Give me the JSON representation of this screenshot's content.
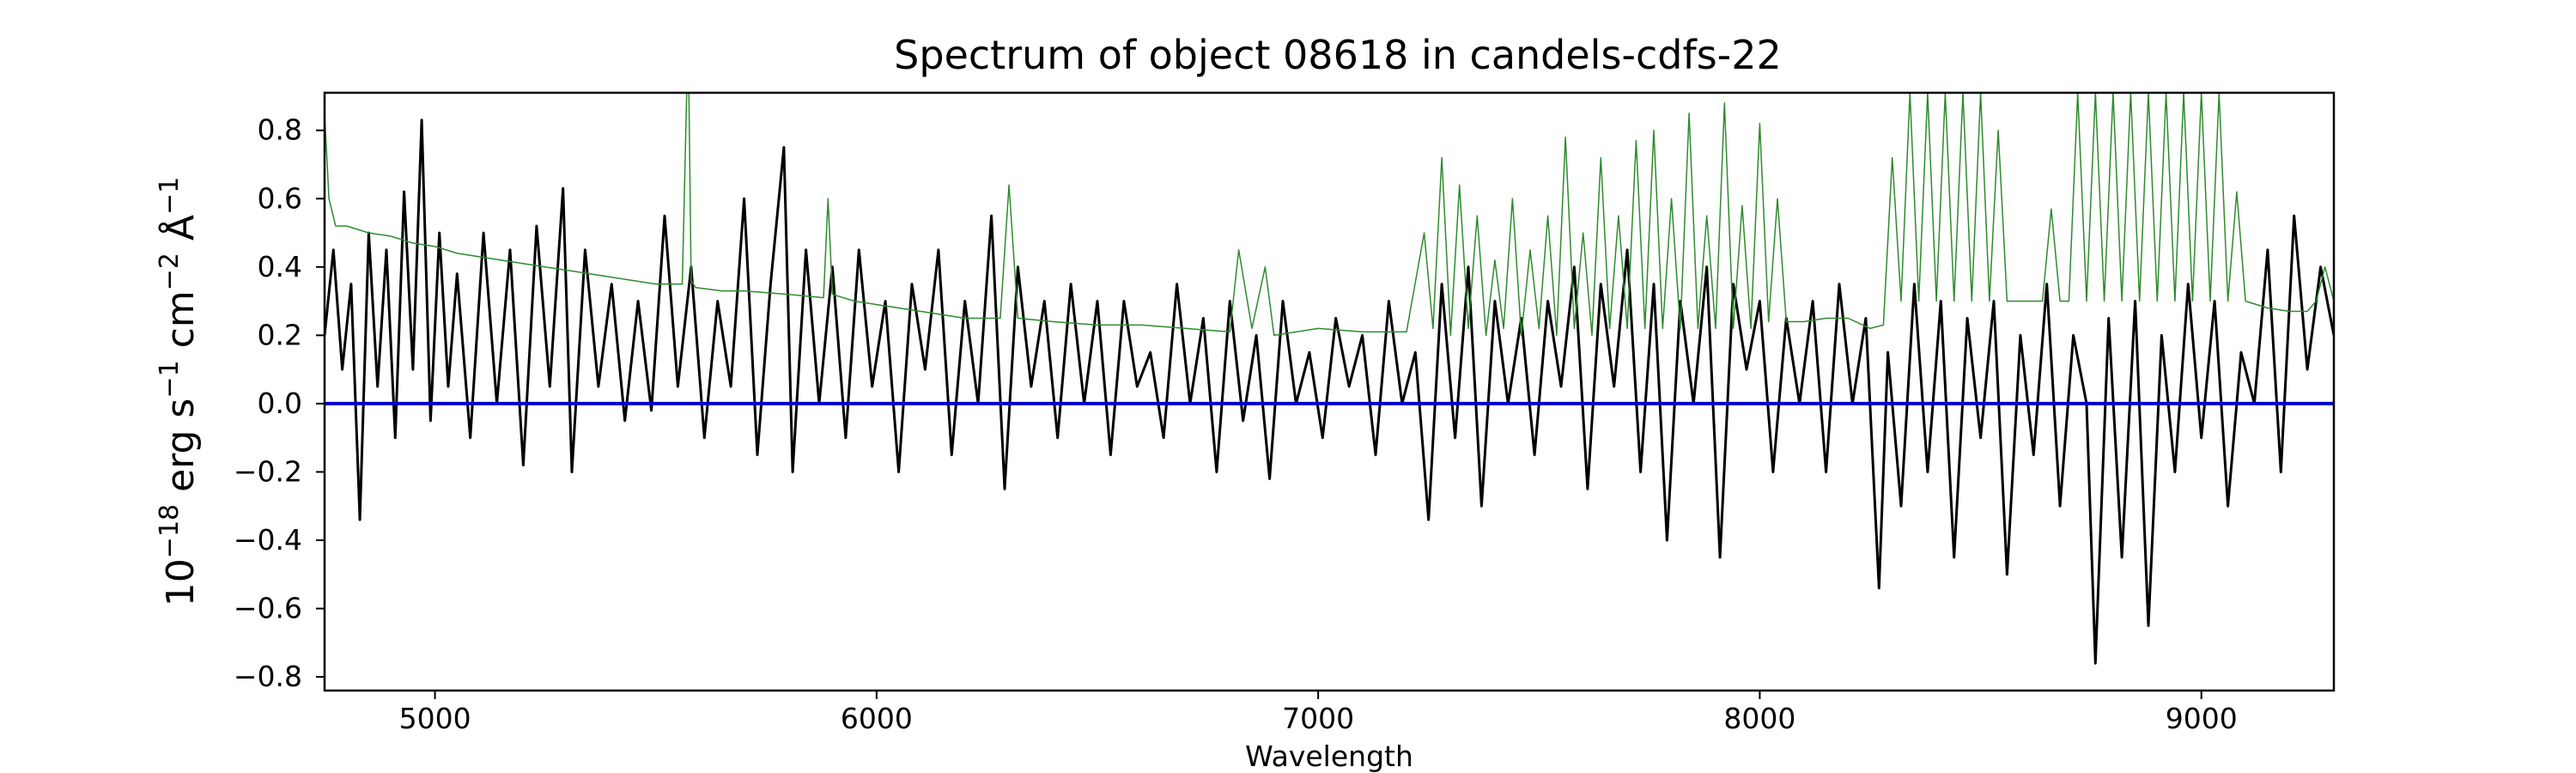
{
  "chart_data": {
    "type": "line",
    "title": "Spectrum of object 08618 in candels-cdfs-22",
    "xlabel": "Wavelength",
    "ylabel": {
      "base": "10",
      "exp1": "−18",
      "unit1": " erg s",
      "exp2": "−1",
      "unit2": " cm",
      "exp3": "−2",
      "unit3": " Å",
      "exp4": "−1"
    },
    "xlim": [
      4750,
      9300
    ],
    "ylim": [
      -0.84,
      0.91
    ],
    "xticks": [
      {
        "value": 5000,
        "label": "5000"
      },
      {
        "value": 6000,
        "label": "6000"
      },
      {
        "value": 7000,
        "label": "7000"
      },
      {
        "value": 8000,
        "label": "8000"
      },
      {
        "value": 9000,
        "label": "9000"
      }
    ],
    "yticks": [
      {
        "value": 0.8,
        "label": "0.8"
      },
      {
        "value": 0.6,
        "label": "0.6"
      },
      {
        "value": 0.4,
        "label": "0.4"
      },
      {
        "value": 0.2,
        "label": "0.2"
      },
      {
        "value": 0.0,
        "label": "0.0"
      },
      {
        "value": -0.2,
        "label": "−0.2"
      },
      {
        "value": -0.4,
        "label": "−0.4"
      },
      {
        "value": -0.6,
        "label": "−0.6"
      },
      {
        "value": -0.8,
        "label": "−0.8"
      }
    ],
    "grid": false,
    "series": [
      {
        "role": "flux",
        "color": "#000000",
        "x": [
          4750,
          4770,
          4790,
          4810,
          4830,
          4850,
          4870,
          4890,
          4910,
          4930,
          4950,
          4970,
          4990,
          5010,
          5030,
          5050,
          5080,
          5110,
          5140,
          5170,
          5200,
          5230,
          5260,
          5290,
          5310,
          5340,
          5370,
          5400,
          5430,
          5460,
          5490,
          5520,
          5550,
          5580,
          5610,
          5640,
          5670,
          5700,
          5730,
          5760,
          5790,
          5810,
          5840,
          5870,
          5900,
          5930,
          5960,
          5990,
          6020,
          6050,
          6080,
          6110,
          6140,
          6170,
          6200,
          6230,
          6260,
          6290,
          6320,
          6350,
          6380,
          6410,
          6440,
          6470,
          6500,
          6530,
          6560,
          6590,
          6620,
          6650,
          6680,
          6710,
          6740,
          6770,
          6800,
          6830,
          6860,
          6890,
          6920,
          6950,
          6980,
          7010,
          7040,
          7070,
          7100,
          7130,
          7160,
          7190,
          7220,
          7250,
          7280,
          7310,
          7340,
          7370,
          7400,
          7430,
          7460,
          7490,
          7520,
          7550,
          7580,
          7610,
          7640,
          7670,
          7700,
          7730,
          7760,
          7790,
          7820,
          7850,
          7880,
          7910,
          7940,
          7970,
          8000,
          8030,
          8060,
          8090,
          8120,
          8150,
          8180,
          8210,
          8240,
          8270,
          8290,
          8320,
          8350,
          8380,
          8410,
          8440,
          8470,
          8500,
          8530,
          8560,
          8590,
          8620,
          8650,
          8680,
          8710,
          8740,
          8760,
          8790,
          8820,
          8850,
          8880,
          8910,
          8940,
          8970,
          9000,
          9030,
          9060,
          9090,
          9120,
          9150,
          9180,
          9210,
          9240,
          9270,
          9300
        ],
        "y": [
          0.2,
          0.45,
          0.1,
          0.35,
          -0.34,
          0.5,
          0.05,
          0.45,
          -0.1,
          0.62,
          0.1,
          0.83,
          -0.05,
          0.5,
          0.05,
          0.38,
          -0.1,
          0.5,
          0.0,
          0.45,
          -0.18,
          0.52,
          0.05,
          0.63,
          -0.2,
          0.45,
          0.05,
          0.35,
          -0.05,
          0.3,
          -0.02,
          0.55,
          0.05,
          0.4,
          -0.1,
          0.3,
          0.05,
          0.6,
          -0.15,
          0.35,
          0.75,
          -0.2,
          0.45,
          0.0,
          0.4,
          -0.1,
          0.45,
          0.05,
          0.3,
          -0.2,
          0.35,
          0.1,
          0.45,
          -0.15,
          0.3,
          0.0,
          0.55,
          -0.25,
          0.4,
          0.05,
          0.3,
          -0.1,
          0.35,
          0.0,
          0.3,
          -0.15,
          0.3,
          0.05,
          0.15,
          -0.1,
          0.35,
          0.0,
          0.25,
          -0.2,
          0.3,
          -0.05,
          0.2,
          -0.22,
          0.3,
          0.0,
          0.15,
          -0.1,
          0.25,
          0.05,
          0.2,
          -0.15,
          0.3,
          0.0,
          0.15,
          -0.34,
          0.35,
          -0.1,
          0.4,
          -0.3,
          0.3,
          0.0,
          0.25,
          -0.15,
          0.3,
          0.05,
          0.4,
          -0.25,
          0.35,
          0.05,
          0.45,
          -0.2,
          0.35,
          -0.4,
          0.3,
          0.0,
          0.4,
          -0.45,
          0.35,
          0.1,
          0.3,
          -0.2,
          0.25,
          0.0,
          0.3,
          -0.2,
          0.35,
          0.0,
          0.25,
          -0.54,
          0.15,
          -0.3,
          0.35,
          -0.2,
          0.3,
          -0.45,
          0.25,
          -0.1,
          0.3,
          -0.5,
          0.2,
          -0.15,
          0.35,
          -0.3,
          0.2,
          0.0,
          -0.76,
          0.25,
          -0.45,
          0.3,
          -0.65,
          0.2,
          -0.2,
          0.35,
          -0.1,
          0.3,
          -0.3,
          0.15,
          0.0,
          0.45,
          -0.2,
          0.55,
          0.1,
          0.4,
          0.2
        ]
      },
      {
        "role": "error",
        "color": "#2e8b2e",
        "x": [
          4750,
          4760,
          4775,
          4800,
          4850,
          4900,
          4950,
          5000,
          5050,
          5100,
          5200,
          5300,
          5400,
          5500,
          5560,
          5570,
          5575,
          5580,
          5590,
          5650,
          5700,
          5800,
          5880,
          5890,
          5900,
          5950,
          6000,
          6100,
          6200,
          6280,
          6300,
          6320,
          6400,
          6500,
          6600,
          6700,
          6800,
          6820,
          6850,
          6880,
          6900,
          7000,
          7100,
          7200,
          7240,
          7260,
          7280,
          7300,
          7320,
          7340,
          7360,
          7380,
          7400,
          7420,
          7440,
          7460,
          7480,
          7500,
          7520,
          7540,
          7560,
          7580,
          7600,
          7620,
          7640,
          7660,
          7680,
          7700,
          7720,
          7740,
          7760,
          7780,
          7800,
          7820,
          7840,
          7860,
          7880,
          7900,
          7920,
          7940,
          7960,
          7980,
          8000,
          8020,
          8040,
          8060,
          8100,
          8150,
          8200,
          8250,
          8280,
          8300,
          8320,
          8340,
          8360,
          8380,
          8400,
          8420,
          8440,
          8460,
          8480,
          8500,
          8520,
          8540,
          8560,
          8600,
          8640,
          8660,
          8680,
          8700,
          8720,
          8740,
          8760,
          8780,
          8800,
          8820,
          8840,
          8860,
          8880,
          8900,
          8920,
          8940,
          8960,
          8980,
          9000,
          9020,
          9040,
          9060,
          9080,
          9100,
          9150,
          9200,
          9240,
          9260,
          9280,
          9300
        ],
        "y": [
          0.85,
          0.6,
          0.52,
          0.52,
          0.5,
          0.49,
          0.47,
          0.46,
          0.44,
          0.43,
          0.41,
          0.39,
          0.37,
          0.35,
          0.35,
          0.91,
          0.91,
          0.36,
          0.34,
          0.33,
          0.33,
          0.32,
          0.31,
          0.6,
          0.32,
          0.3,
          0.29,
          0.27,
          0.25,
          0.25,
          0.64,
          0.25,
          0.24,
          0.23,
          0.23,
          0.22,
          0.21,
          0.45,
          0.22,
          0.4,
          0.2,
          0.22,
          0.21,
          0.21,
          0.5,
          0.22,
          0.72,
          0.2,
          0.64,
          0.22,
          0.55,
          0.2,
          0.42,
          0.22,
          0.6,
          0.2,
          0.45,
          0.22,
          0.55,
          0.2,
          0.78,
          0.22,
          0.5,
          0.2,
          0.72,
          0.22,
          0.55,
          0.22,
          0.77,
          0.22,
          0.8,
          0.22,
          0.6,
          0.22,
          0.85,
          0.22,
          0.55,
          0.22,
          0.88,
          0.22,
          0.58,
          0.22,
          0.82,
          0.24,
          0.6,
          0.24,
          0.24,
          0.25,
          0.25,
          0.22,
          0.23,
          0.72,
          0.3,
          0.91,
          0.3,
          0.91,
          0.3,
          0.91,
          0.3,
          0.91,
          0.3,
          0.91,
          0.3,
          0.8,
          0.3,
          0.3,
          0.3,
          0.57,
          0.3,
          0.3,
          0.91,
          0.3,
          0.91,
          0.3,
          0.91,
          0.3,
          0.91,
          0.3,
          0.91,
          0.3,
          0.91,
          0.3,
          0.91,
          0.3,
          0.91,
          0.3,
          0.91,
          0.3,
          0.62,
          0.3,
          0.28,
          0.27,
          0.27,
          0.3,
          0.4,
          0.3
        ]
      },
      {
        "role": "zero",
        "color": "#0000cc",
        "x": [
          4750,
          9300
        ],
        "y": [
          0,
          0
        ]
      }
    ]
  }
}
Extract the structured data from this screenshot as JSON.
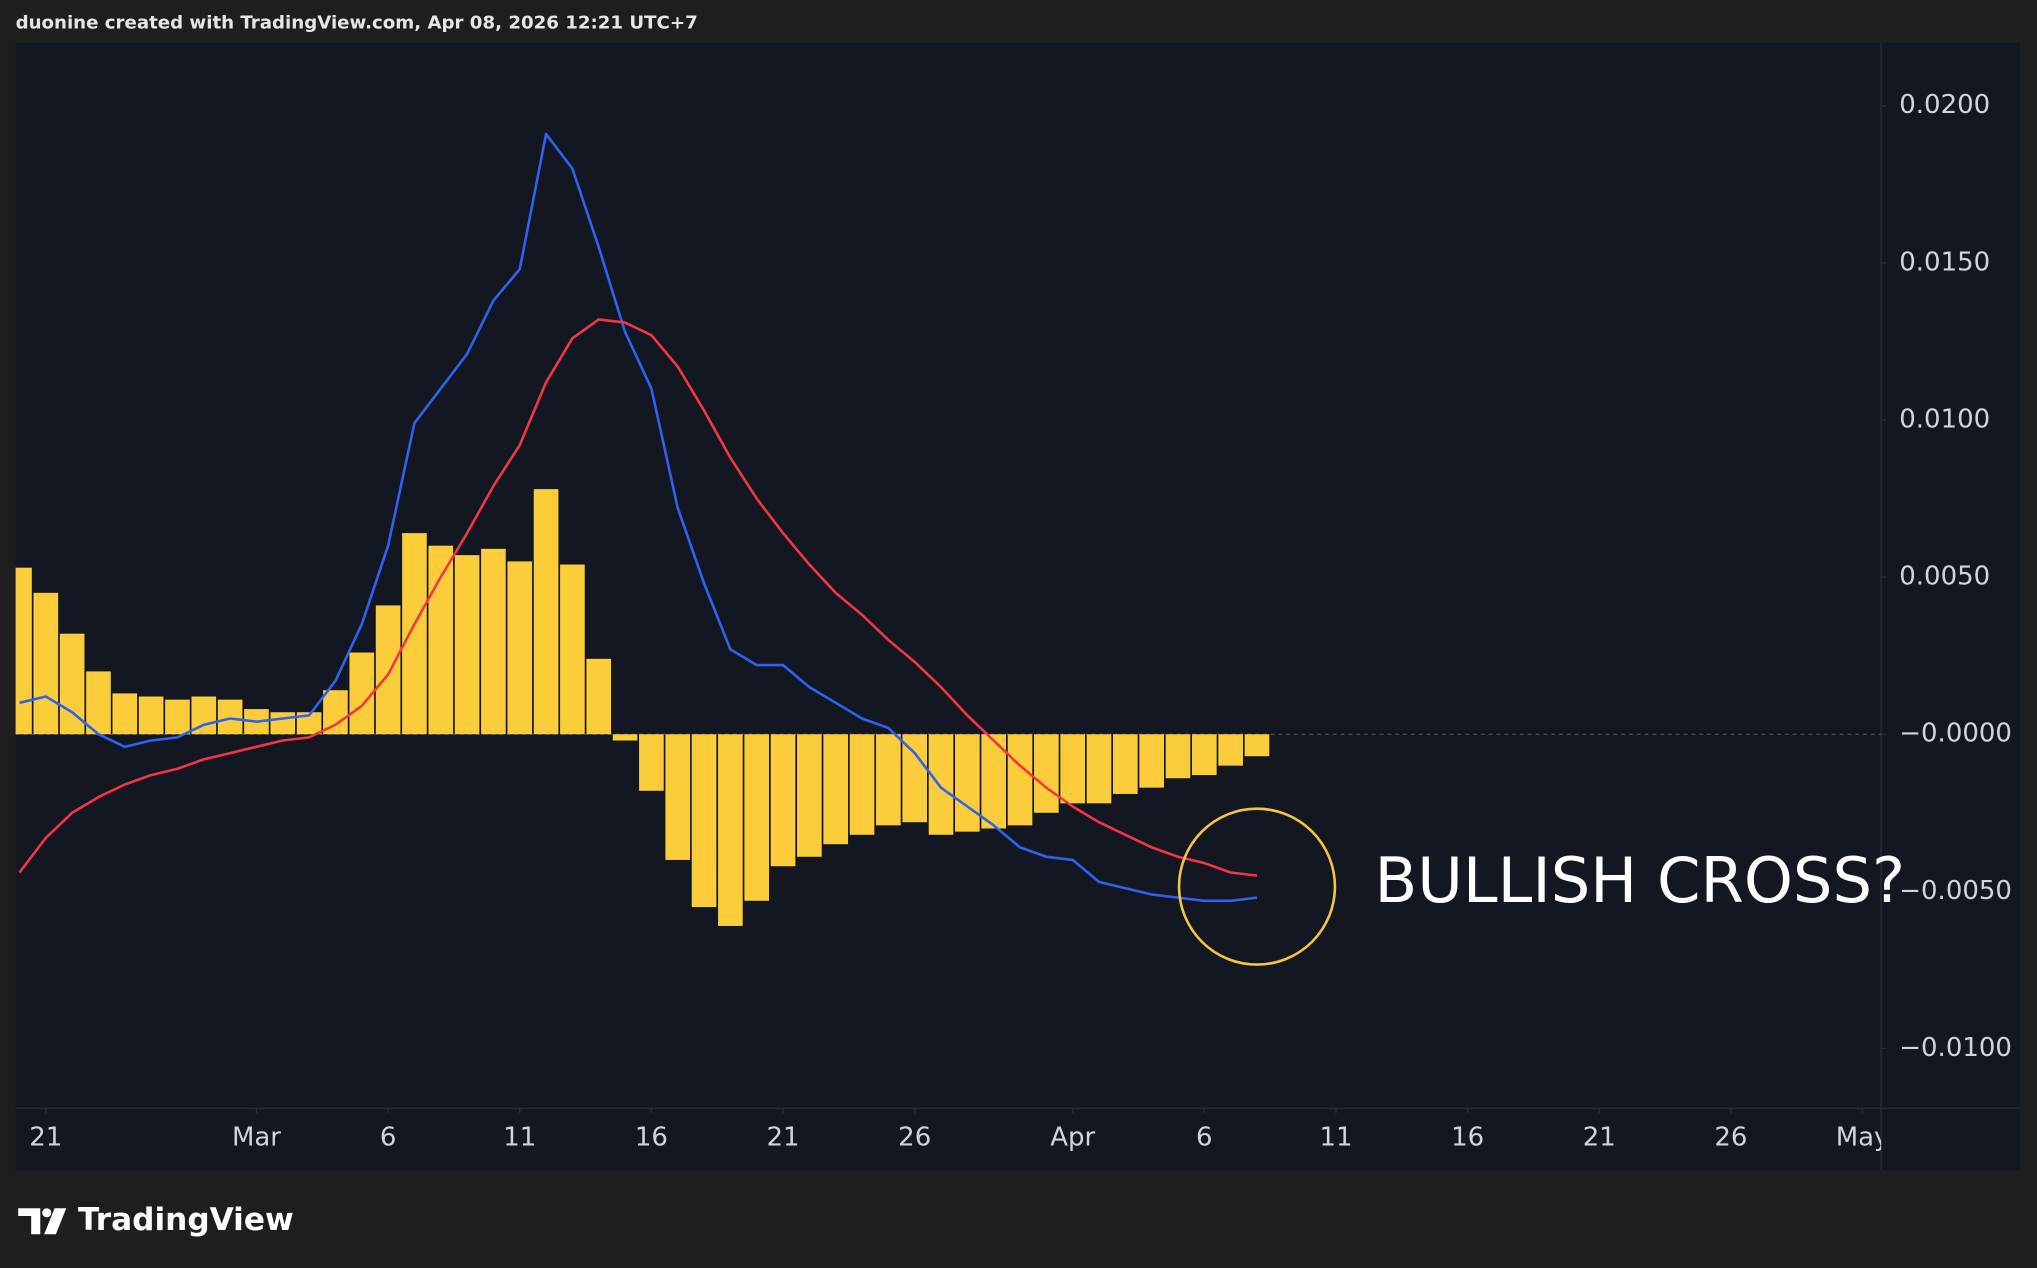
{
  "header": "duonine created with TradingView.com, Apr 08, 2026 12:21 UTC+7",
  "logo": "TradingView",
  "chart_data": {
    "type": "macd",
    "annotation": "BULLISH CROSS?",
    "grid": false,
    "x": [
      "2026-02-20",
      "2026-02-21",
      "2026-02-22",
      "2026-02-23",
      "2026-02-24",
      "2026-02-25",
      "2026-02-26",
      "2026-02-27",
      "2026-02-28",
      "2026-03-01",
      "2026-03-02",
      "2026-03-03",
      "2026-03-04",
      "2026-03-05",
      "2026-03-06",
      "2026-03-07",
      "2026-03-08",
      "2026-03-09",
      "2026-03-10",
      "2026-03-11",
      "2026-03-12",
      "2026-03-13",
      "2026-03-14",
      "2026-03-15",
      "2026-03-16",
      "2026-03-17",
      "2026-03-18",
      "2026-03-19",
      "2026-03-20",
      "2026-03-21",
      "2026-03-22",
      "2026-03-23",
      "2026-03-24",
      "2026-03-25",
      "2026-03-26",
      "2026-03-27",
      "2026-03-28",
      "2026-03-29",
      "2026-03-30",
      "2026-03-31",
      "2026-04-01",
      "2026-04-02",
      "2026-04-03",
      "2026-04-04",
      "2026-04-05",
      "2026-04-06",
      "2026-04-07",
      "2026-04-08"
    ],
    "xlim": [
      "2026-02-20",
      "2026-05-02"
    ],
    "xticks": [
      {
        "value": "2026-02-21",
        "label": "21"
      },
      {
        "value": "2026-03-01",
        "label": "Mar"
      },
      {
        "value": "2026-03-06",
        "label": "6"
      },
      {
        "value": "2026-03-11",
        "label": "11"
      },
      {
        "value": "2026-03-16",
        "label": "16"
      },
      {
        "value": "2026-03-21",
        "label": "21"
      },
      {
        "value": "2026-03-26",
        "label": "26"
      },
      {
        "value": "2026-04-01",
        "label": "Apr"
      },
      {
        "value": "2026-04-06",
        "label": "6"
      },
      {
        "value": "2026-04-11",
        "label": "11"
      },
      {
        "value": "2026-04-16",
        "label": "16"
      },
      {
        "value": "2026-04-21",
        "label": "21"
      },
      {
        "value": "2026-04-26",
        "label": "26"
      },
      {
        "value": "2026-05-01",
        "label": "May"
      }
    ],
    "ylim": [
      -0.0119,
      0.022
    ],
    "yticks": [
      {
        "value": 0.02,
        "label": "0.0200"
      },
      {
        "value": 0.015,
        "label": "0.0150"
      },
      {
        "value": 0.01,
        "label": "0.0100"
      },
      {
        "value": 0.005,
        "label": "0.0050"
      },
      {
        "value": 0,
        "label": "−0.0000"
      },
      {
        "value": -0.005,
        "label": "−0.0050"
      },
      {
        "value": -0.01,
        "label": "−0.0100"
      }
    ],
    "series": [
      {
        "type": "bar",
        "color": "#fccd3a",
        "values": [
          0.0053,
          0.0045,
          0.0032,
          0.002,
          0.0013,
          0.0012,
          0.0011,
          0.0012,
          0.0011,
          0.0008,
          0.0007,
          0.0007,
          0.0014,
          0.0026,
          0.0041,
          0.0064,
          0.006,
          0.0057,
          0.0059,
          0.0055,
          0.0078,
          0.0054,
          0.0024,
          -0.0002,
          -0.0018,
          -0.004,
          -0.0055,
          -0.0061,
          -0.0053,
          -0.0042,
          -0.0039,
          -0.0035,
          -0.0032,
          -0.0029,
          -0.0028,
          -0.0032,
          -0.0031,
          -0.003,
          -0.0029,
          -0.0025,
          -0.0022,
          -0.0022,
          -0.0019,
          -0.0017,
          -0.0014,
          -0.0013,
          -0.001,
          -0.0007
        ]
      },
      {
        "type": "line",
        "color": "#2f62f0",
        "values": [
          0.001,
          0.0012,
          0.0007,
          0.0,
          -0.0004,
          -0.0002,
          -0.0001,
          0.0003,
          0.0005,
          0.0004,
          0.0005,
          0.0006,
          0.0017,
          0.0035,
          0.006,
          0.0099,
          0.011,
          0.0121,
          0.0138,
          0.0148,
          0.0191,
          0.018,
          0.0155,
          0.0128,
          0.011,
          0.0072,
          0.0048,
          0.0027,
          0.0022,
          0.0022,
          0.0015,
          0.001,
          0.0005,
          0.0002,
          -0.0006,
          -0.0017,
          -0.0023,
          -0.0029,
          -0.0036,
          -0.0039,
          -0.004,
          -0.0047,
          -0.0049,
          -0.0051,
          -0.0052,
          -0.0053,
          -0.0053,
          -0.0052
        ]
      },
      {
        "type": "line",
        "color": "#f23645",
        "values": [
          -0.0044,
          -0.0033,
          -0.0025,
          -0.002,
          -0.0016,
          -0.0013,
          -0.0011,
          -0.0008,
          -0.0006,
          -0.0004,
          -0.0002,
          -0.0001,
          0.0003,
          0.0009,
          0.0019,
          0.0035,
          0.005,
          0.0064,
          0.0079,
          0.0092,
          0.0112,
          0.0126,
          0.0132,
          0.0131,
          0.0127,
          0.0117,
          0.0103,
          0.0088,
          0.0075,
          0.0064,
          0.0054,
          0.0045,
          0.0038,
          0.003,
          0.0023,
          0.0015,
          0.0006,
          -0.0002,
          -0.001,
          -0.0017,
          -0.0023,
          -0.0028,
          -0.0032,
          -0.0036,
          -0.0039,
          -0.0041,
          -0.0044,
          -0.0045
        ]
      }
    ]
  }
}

REQUIRED TASK:
All lines of the data above that include the word "screenshot" must be shown.

RESPONSE TO THIS EXERCISE:
Give me the JSON representation of this screenshot's content.
Extract the structured data from this screenshot as JSON.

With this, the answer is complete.